WHAT IS ASKED
Find the lines holding "caption" and copy them.
*** SOURCE RECORDS
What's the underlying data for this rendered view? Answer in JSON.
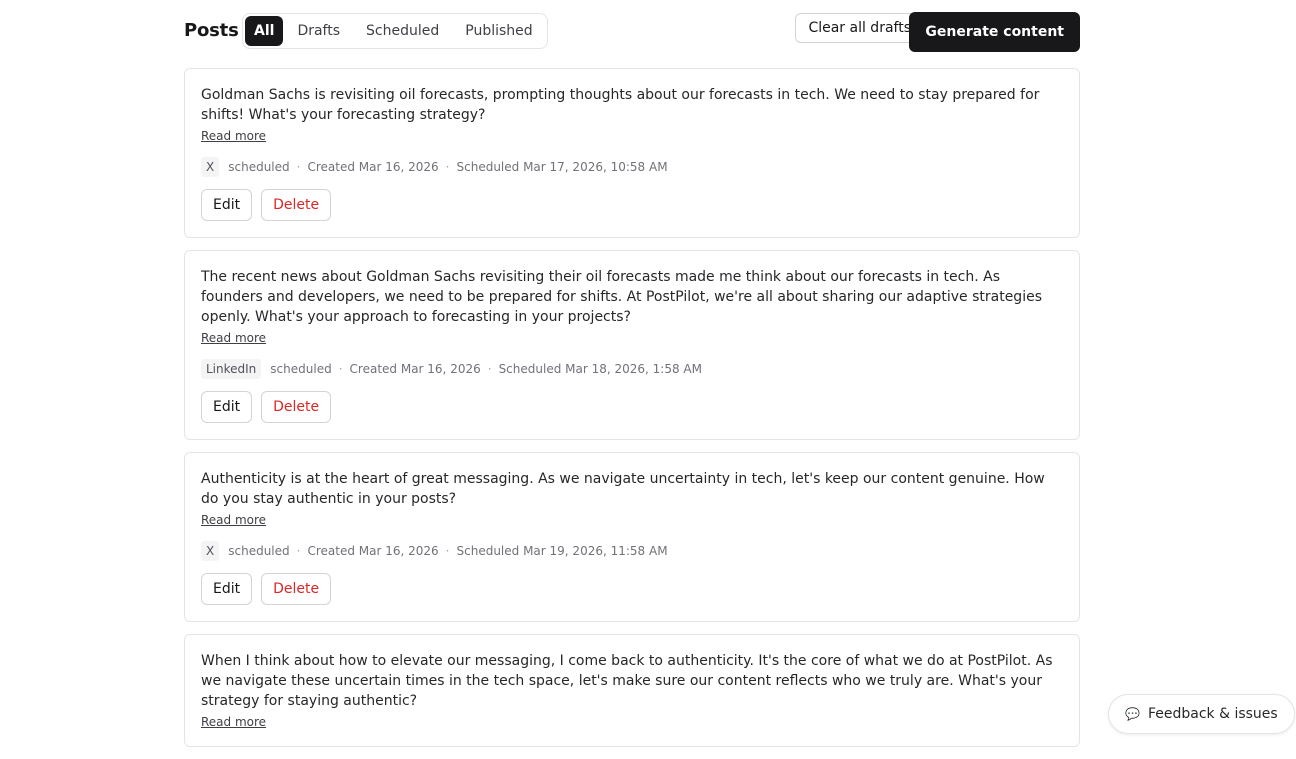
{
  "header": {
    "title": "Posts",
    "tabs": [
      {
        "label": "All",
        "active": true
      },
      {
        "label": "Drafts",
        "active": false
      },
      {
        "label": "Scheduled",
        "active": false
      },
      {
        "label": "Published",
        "active": false
      }
    ],
    "clear_drafts_label": "Clear all drafts",
    "generate_label": "Generate content"
  },
  "posts": [
    {
      "text": "Goldman Sachs is revisiting oil forecasts, prompting thoughts about our forecasts in tech. We need to stay prepared for shifts! What's your forecasting strategy?",
      "read_more": "Read more",
      "platform": "X",
      "status": "scheduled",
      "created": "Created Mar 16, 2026",
      "scheduled": "Scheduled Mar 17, 2026, 10:58 AM",
      "edit_label": "Edit",
      "delete_label": "Delete"
    },
    {
      "text": "The recent news about Goldman Sachs revisiting their oil forecasts made me think about our forecasts in tech. As founders and developers, we need to be prepared for shifts. At PostPilot, we're all about sharing our adaptive strategies openly. What's your approach to forecasting in your projects?",
      "read_more": "Read more",
      "platform": "LinkedIn",
      "status": "scheduled",
      "created": "Created Mar 16, 2026",
      "scheduled": "Scheduled Mar 18, 2026, 1:58 AM",
      "edit_label": "Edit",
      "delete_label": "Delete"
    },
    {
      "text": "Authenticity is at the heart of great messaging. As we navigate uncertainty in tech, let's keep our content genuine. How do you stay authentic in your posts?",
      "read_more": "Read more",
      "platform": "X",
      "status": "scheduled",
      "created": "Created Mar 16, 2026",
      "scheduled": "Scheduled Mar 19, 2026, 11:58 AM",
      "edit_label": "Edit",
      "delete_label": "Delete"
    },
    {
      "text": "When I think about how to elevate our messaging, I come back to authenticity. It's the core of what we do at PostPilot. As we navigate these uncertain times in the tech space, let's make sure our content reflects who we truly are. What's your strategy for staying authentic?",
      "read_more": "Read more"
    }
  ],
  "feedback": {
    "icon": "chat-bubble-icon",
    "label": "Feedback & issues"
  }
}
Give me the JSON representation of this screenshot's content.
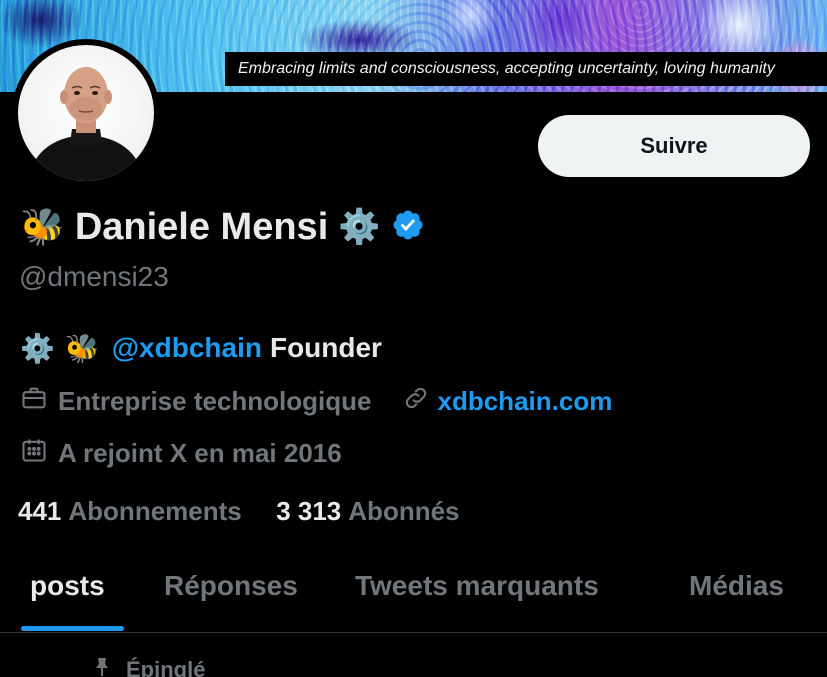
{
  "banner": {
    "caption": "Embracing limits and consciousness, accepting uncertainty, loving humanity"
  },
  "profile": {
    "name_prefix_emoji": "🐝",
    "display_name": "Daniele Mensi",
    "name_suffix_emoji": "⚙️",
    "handle": "@dmensi23",
    "verified": true,
    "follow_label": "Suivre",
    "bio": {
      "emoji_1": "⚙️",
      "emoji_2": "🐝",
      "mention": "@xdbchain",
      "rest": "Founder"
    },
    "category": "Entreprise technologique",
    "website": "xdbchain.com",
    "joined": "A rejoint X en mai 2016",
    "following_count": "441",
    "following_label": "Abonnements",
    "followers_count": "3 313",
    "followers_label": "Abonnés"
  },
  "tabs": [
    {
      "label": "posts",
      "active": true
    },
    {
      "label": "Réponses",
      "active": false
    },
    {
      "label": "Tweets marquants",
      "active": false
    },
    {
      "label": "Médias",
      "active": false
    }
  ],
  "pinned_label": "Épinglé",
  "colors": {
    "accent": "#1d9bf0",
    "text": "#e7e9ea",
    "muted": "#71767b",
    "background": "#000000",
    "button_bg": "#eff3f4"
  }
}
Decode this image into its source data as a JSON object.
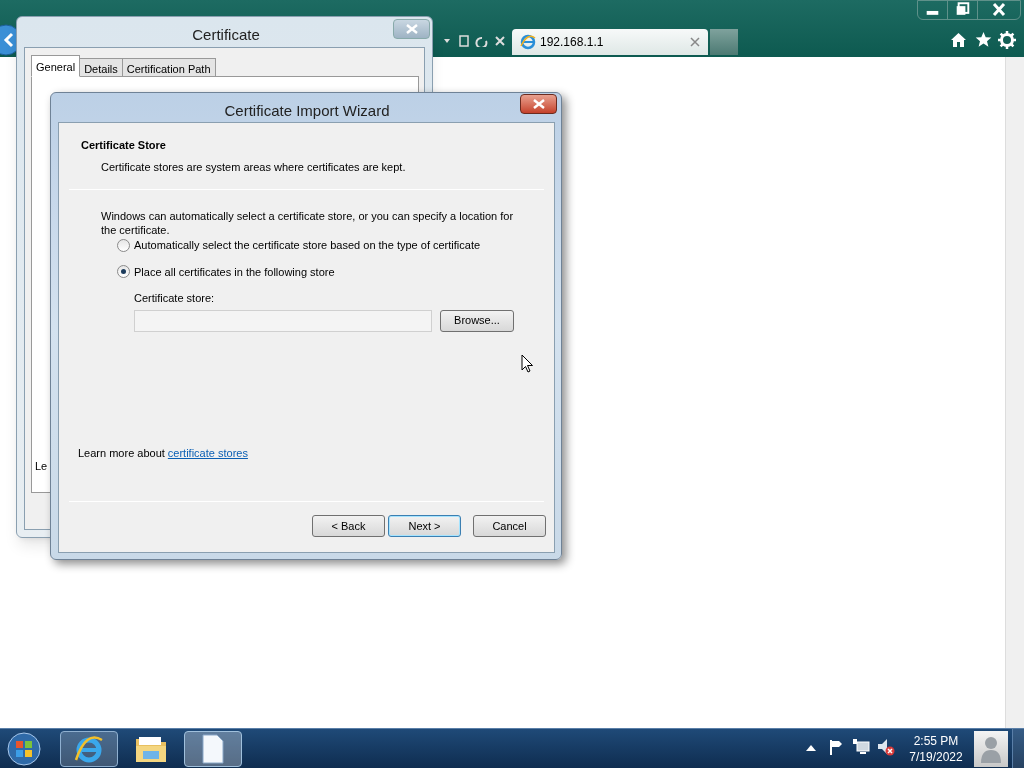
{
  "browser": {
    "tabs": [
      {
        "label": "192.168.1.1",
        "selected": true
      }
    ]
  },
  "certificate_dialog": {
    "title": "Certificate",
    "tabs": [
      {
        "label": "General",
        "selected": true
      },
      {
        "label": "Details",
        "selected": false
      },
      {
        "label": "Certification Path",
        "selected": false
      }
    ],
    "partial_text": "Le"
  },
  "wizard": {
    "title": "Certificate Import Wizard",
    "heading": "Certificate Store",
    "subheading": "Certificate stores are system areas where certificates are kept.",
    "intro": "Windows can automatically select a certificate store, or you can specify a location for the certificate.",
    "options": [
      {
        "label": "Automatically select the certificate store based on the type of certificate",
        "selected": false
      },
      {
        "label": "Place all certificates in the following store",
        "selected": true
      }
    ],
    "store_label": "Certificate store:",
    "browse_button": "Browse...",
    "learn_more": "Learn more about",
    "learn_more_link": "certificate stores",
    "buttons": [
      {
        "label": "< Back",
        "kind": "normal"
      },
      {
        "label": "Next >",
        "kind": "default"
      },
      {
        "label": "Cancel",
        "kind": "normal"
      }
    ]
  },
  "taskbar": {
    "time": "2:55 PM",
    "date": "7/19/2022"
  }
}
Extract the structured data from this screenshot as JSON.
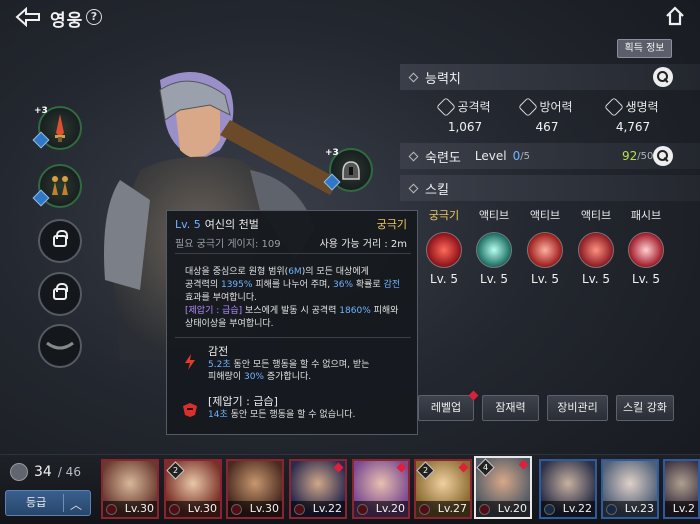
{
  "header": {
    "title": "영웅",
    "help": "?"
  },
  "acquire_button": "획득 정보",
  "stats": {
    "title": "능력치",
    "items": [
      {
        "label": "공격력",
        "value": "1,067"
      },
      {
        "label": "방어력",
        "value": "467"
      },
      {
        "label": "생명력",
        "value": "4,767"
      }
    ]
  },
  "proficiency": {
    "title": "숙련도",
    "level_label": "Level",
    "level": "0",
    "level_max": "/5",
    "points": "92",
    "points_max": "/500"
  },
  "skills": {
    "title": "스킬",
    "items": [
      {
        "type": "궁극기",
        "level": "Lv. 5"
      },
      {
        "type": "액티브",
        "level": "Lv. 5"
      },
      {
        "type": "액티브",
        "level": "Lv. 5"
      },
      {
        "type": "액티브",
        "level": "Lv. 5"
      },
      {
        "type": "패시브",
        "level": "Lv. 5"
      }
    ]
  },
  "actions": {
    "levelup": "레벨업",
    "potential": "잠재력",
    "equip": "장비관리",
    "skill_up": "스킬 강화"
  },
  "equipment": {
    "slot1_plus": "+3",
    "slot6_plus": "+3"
  },
  "tooltip": {
    "level": "Lv. 5",
    "name": "여신의 천벌",
    "category": "궁극기",
    "gauge": "필요 궁극기 게이지: 109",
    "range": "사용 가능 거리 : 2m",
    "desc_line1_a": "대상을 중심으로 원형 범위(",
    "desc_line1_hl": "6M",
    "desc_line1_b": ")의 모든 대상에게",
    "desc_line2_a": "공격력의 ",
    "desc_line2_hl1": "1395%",
    "desc_line2_b": " 피해를 나누어 주며, ",
    "desc_line2_hl2": "36%",
    "desc_line2_c": " 확률로 ",
    "desc_line2_hl3": "감전",
    "desc_line3": "효과를 부여합니다.",
    "desc_line4_hl": "[제압기 : 급습]",
    "desc_line4_a": " 보스에게 발동 시 공격력 ",
    "desc_line4_hl2": "1860%",
    "desc_line4_b": " 피해와",
    "desc_line5": "상태이상을 부여합니다.",
    "effect1_title": "감전",
    "effect1_hl": "5.2초",
    "effect1_a": " 동안 모든 행동을 할 수 없으며, 받는",
    "effect1_b": "피해량이 ",
    "effect1_hl2": "30%",
    "effect1_c": " 증가합니다.",
    "effect2_title": "[제압기 : 급습]",
    "effect2_hl": "14초",
    "effect2_a": " 동안 모든 행동을 할 수 없습니다."
  },
  "roster": {
    "count": "34",
    "max": "/ 46",
    "grade_button": "등급",
    "heroes": [
      {
        "level": "Lv.30"
      },
      {
        "level": "Lv.30",
        "stars": "2"
      },
      {
        "level": "Lv.30"
      },
      {
        "level": "Lv.22"
      },
      {
        "level": "Lv.20"
      },
      {
        "level": "Lv.27",
        "stars": "2"
      },
      {
        "level": "Lv.20",
        "stars": "4"
      },
      {
        "level": "Lv.22"
      },
      {
        "level": "Lv.23"
      },
      {
        "level": "Lv.2"
      }
    ]
  },
  "colors": {
    "accent_blue": "#6fb4ff",
    "accent_gold": "#f0c860",
    "alert_red": "#e0203a"
  }
}
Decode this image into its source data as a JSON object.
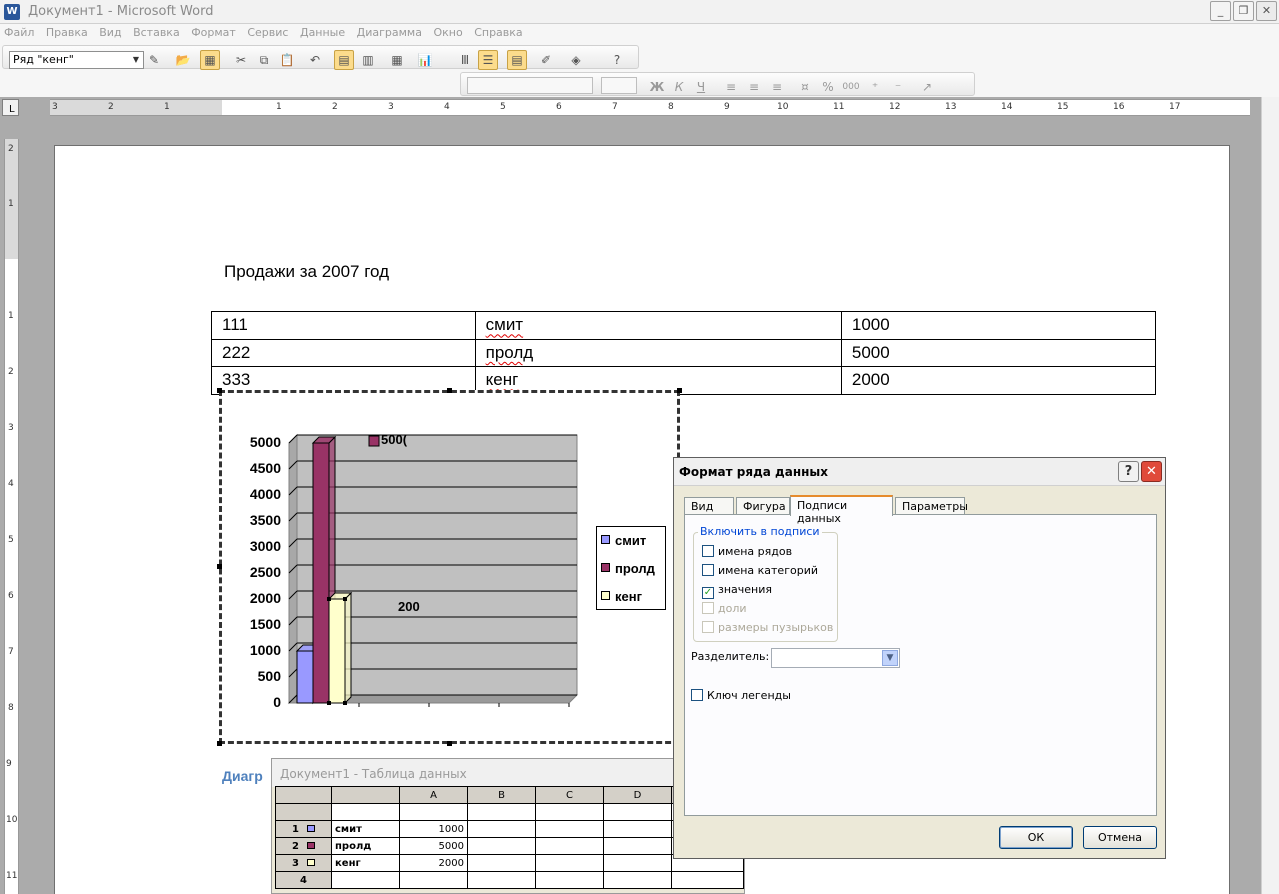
{
  "window": {
    "title": "Документ1 - Microsoft Word",
    "app_icon": "W"
  },
  "menu": [
    "Файл",
    "Правка",
    "Вид",
    "Вставка",
    "Формат",
    "Сервис",
    "Данные",
    "Диаграмма",
    "Окно",
    "Справка"
  ],
  "toolbar": {
    "series_selector": "Ряд \"кенг\"",
    "bold": "Ж",
    "italic": "К",
    "underline": "Ч",
    "percent": "%",
    "thousands": "000"
  },
  "ruler": {
    "h_numbers": [
      "3",
      "2",
      "1",
      "1",
      "2",
      "3",
      "4",
      "5",
      "6",
      "7",
      "8",
      "9",
      "10",
      "11",
      "12",
      "13",
      "14",
      "15",
      "16",
      "17"
    ],
    "v_numbers": [
      "2",
      "1",
      "1",
      "2",
      "3",
      "4",
      "5",
      "6",
      "7",
      "8",
      "9",
      "10",
      "11"
    ]
  },
  "document": {
    "title": "Продажи за 2007 год",
    "table": [
      [
        "111",
        "смит",
        "1000"
      ],
      [
        "222",
        "пролд",
        "5000"
      ],
      [
        "333",
        "кенг",
        "2000"
      ]
    ],
    "caption": "Диагр"
  },
  "colors": {
    "series1": "#9999FF",
    "series2": "#993366",
    "series3": "#FFFFCC",
    "plot_bg": "#C0C0C0",
    "accent": "#4F81BD"
  },
  "chart_data": {
    "type": "bar",
    "categories": [
      ""
    ],
    "series": [
      {
        "name": "смит",
        "values": [
          1000
        ]
      },
      {
        "name": "пролд",
        "values": [
          5000
        ]
      },
      {
        "name": "кенг",
        "values": [
          2000
        ]
      }
    ],
    "ylim": [
      0,
      5000
    ],
    "yticks": [
      "0",
      "500",
      "1000",
      "1500",
      "2000",
      "2500",
      "3000",
      "3500",
      "4000",
      "4500",
      "5000"
    ],
    "data_labels": [
      "500(",
      "200"
    ],
    "legend": "right",
    "grid": true
  },
  "datasheet": {
    "title": "Документ1 - Таблица данных",
    "columns": [
      "A",
      "B",
      "C",
      "D"
    ],
    "rows": [
      {
        "num": "1",
        "name": "смит",
        "a": "1000"
      },
      {
        "num": "2",
        "name": "пролд",
        "a": "5000"
      },
      {
        "num": "3",
        "name": "кенг",
        "a": "2000"
      },
      {
        "num": "4",
        "name": "",
        "a": ""
      }
    ]
  },
  "dialog": {
    "title": "Формат ряда данных",
    "help": "?",
    "tabs": [
      "Вид",
      "Фигура",
      "Подписи данных",
      "Параметры"
    ],
    "active_tab": "Подписи данных",
    "group_label": "Включить в подписи",
    "options": [
      {
        "label": "имена рядов",
        "checked": false,
        "enabled": true
      },
      {
        "label": "имена категорий",
        "checked": false,
        "enabled": true
      },
      {
        "label": "значения",
        "checked": true,
        "enabled": true
      },
      {
        "label": "доли",
        "checked": false,
        "enabled": false
      },
      {
        "label": "размеры пузырьков",
        "checked": false,
        "enabled": false
      }
    ],
    "separator_label": "Разделитель:",
    "separator_value": "",
    "legend_key_label": "Ключ легенды",
    "legend_key_checked": false,
    "ok": "ОК",
    "cancel": "Отмена"
  }
}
******
OUTPUT OF THE TASK
    "caption": "Embracing limits and consciousness, accepting uncertainty, loving humanity"
    "caption": "Диагр"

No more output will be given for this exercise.